### Short exercise
Omit images. Retype all entries verbatim.

Figure record extracts
-------------------------

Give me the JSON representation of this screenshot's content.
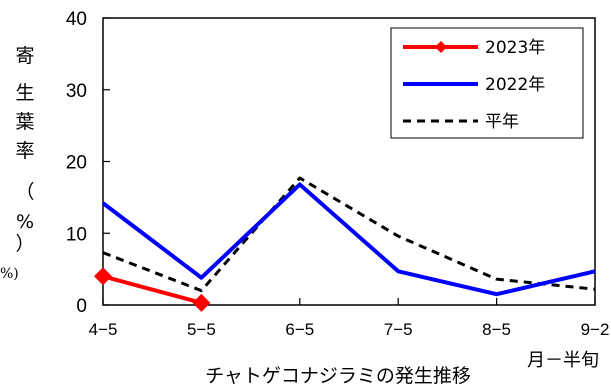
{
  "chart_data": {
    "type": "line",
    "title": "チャトゲコナジラミの発生推移",
    "ylabel_chars": [
      "寄",
      "生",
      "葉",
      "率",
      "（",
      "%",
      "）"
    ],
    "edge_label": "%)",
    "xlabel": "月－半旬",
    "categories": [
      "4−5",
      "5−5",
      "6−5",
      "7−5",
      "8−5",
      "9−2"
    ],
    "ylim": [
      0,
      40
    ],
    "yticks": [
      "0",
      "10",
      "20",
      "30",
      "40"
    ],
    "grid": false,
    "legend_position": "top-right",
    "series": [
      {
        "name": "2023年",
        "color": "#ff0000",
        "style": "solid-diamond",
        "values": [
          4.0,
          0.3,
          null,
          null,
          null,
          null
        ]
      },
      {
        "name": "2022年",
        "color": "#0000ff",
        "style": "solid",
        "values": [
          14.2,
          3.8,
          16.8,
          4.7,
          1.5,
          4.7
        ]
      },
      {
        "name": "平年",
        "color": "#000000",
        "style": "dashed",
        "values": [
          7.3,
          2.0,
          17.7,
          9.6,
          3.6,
          2.2
        ]
      }
    ]
  }
}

-------------------------

### Output for this exercise
Give me the JSON representation of this screenshot's content.
{
  "chart_data": {
    "type": "line",
    "title": "チャトゲコナジラミの発生推移",
    "ylabel_chars": [
      "寄",
      "生",
      "葉",
      "率",
      "（",
      "%",
      "）"
    ],
    "edge_label": "%)",
    "xlabel": "月－半旬",
    "categories": [
      "4−5",
      "5−5",
      "6−5",
      "7−5",
      "8−5",
      "9−2"
    ],
    "ylim": [
      0,
      40
    ],
    "yticks": [
      "0",
      "10",
      "20",
      "30",
      "40"
    ],
    "grid": false,
    "legend_position": "top-right",
    "series": [
      {
        "name": "2023年",
        "color": "#ff0000",
        "style": "solid-diamond",
        "values": [
          4.0,
          0.3,
          null,
          null,
          null,
          null
        ]
      },
      {
        "name": "2022年",
        "color": "#0000ff",
        "style": "solid",
        "values": [
          14.2,
          3.8,
          16.8,
          4.7,
          1.5,
          4.7
        ]
      },
      {
        "name": "平年",
        "color": "#000000",
        "style": "dashed",
        "values": [
          7.3,
          2.0,
          17.7,
          9.6,
          3.6,
          2.2
        ]
      }
    ]
  }
}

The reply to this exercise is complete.